## Problem to work on
Rewrite the listing below with each "data-point" changed to "plot-point" and nothing else altered.

## Dataset rows

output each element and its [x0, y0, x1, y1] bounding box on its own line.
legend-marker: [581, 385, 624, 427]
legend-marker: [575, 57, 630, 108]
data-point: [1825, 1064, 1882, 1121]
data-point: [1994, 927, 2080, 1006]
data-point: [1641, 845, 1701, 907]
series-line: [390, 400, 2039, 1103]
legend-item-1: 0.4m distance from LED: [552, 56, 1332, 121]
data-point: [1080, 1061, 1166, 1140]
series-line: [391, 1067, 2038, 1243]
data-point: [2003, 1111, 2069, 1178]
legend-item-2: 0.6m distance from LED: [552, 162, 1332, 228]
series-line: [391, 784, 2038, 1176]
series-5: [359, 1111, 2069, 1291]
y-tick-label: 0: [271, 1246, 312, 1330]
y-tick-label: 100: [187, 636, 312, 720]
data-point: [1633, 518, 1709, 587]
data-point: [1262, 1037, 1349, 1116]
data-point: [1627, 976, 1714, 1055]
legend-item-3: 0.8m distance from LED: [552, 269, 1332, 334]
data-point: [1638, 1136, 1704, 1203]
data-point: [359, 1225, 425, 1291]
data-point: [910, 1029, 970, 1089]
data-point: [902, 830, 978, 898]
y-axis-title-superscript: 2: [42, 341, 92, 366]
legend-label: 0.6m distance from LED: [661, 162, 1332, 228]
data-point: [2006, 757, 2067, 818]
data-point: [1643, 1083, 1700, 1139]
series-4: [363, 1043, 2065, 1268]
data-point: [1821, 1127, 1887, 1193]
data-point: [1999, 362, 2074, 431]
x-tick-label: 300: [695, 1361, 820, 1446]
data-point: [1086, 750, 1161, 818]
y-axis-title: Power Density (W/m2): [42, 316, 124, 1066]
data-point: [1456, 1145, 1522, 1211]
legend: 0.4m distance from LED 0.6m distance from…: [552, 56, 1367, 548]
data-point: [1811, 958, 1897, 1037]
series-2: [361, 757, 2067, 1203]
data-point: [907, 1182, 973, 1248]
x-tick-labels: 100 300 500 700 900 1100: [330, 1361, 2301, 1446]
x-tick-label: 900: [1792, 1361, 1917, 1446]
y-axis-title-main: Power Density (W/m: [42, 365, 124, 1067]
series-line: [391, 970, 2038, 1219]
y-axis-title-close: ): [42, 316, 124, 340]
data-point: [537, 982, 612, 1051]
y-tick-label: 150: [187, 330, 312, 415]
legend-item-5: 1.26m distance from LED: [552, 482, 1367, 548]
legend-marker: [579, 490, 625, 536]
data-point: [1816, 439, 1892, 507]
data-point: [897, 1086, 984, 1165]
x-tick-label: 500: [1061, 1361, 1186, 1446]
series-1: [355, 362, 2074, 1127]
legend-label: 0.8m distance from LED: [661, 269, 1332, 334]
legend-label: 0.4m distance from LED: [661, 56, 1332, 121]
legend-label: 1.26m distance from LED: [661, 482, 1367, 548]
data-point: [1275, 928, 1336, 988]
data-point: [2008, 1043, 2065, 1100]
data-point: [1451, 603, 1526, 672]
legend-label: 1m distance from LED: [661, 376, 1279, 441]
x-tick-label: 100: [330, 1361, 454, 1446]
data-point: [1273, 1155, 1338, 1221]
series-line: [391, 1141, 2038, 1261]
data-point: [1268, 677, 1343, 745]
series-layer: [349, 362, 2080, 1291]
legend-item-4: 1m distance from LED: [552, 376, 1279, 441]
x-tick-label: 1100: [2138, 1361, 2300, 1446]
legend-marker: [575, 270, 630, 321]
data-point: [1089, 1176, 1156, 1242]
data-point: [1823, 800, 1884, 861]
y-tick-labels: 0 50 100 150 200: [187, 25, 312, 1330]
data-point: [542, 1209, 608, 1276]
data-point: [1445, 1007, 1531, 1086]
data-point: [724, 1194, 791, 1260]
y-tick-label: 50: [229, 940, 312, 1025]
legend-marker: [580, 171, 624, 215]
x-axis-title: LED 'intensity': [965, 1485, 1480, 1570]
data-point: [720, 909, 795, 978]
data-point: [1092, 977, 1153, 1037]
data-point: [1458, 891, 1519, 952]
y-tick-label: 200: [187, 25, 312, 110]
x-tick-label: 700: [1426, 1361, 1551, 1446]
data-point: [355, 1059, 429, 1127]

## Exercise answer
output each element and its [x0, y0, x1, y1] bounding box on its own line.
legend-marker: [581, 385, 624, 427]
legend-marker: [575, 57, 630, 108]
plot-point: [1825, 1064, 1882, 1121]
plot-point: [1994, 927, 2080, 1006]
plot-point: [1641, 845, 1701, 907]
series-line: [390, 400, 2039, 1103]
legend-item-1: 0.4m distance from LED: [552, 56, 1332, 121]
plot-point: [1080, 1061, 1166, 1140]
series-line: [391, 1067, 2038, 1243]
plot-point: [2003, 1111, 2069, 1178]
legend-item-2: 0.6m distance from LED: [552, 162, 1332, 228]
series-line: [391, 784, 2038, 1176]
series-5: [359, 1111, 2069, 1291]
y-tick-label: 0: [271, 1246, 312, 1330]
y-tick-label: 100: [187, 636, 312, 720]
plot-point: [1633, 518, 1709, 587]
plot-point: [1262, 1037, 1349, 1116]
plot-point: [1627, 976, 1714, 1055]
legend-item-3: 0.8m distance from LED: [552, 269, 1332, 334]
plot-point: [1638, 1136, 1704, 1203]
plot-point: [359, 1225, 425, 1291]
plot-point: [910, 1029, 970, 1089]
plot-point: [902, 830, 978, 898]
y-axis-title-superscript: 2: [42, 341, 92, 366]
legend-label: 0.6m distance from LED: [661, 162, 1332, 228]
plot-point: [2006, 757, 2067, 818]
plot-point: [1643, 1083, 1700, 1139]
series-4: [363, 1043, 2065, 1268]
plot-point: [1821, 1127, 1887, 1193]
plot-point: [1999, 362, 2074, 431]
x-tick-label: 300: [695, 1361, 820, 1446]
plot-point: [1086, 750, 1161, 818]
y-axis-title: Power Density (W/m2): [42, 316, 124, 1066]
plot-point: [1456, 1145, 1522, 1211]
legend: 0.4m distance from LED 0.6m distance from…: [552, 56, 1367, 548]
plot-point: [1811, 958, 1897, 1037]
series-2: [361, 757, 2067, 1203]
plot-point: [907, 1182, 973, 1248]
x-tick-labels: 100 300 500 700 900 1100: [330, 1361, 2301, 1446]
x-tick-label: 900: [1792, 1361, 1917, 1446]
y-axis-title-main: Power Density (W/m: [42, 365, 124, 1067]
series-line: [391, 970, 2038, 1219]
y-axis-title-close: ): [42, 316, 124, 340]
plot-point: [537, 982, 612, 1051]
y-tick-label: 150: [187, 330, 312, 415]
legend-item-5: 1.26m distance from LED: [552, 482, 1367, 548]
legend-marker: [579, 490, 625, 536]
plot-point: [1816, 439, 1892, 507]
plot-point: [897, 1086, 984, 1165]
x-tick-label: 500: [1061, 1361, 1186, 1446]
series-1: [355, 362, 2074, 1127]
legend-label: 0.8m distance from LED: [661, 269, 1332, 334]
legend-label: 0.4m distance from LED: [661, 56, 1332, 121]
legend-label: 1.26m distance from LED: [661, 482, 1367, 548]
plot-point: [1275, 928, 1336, 988]
plot-point: [2008, 1043, 2065, 1100]
plot-point: [1451, 603, 1526, 672]
legend-label: 1m distance from LED: [661, 376, 1279, 441]
x-tick-label: 100: [330, 1361, 454, 1446]
plot-point: [1273, 1155, 1338, 1221]
series-line: [391, 1141, 2038, 1261]
plot-point: [1268, 677, 1343, 745]
series-layer: [349, 362, 2080, 1291]
legend-item-4: 1m distance from LED: [552, 376, 1279, 441]
x-tick-label: 1100: [2138, 1361, 2300, 1446]
legend-marker: [575, 270, 630, 321]
plot-point: [1089, 1176, 1156, 1242]
plot-point: [1823, 800, 1884, 861]
y-tick-labels: 0 50 100 150 200: [187, 25, 312, 1330]
plot-point: [542, 1209, 608, 1276]
plot-point: [1445, 1007, 1531, 1086]
plot-point: [724, 1194, 791, 1260]
y-tick-label: 50: [229, 940, 312, 1025]
legend-marker: [580, 171, 624, 215]
x-axis-title: LED 'intensity': [965, 1485, 1480, 1570]
plot-point: [720, 909, 795, 978]
plot-point: [1092, 977, 1153, 1037]
plot-point: [1458, 891, 1519, 952]
y-tick-label: 200: [187, 25, 312, 110]
x-tick-label: 700: [1426, 1361, 1551, 1446]
plot-point: [355, 1059, 429, 1127]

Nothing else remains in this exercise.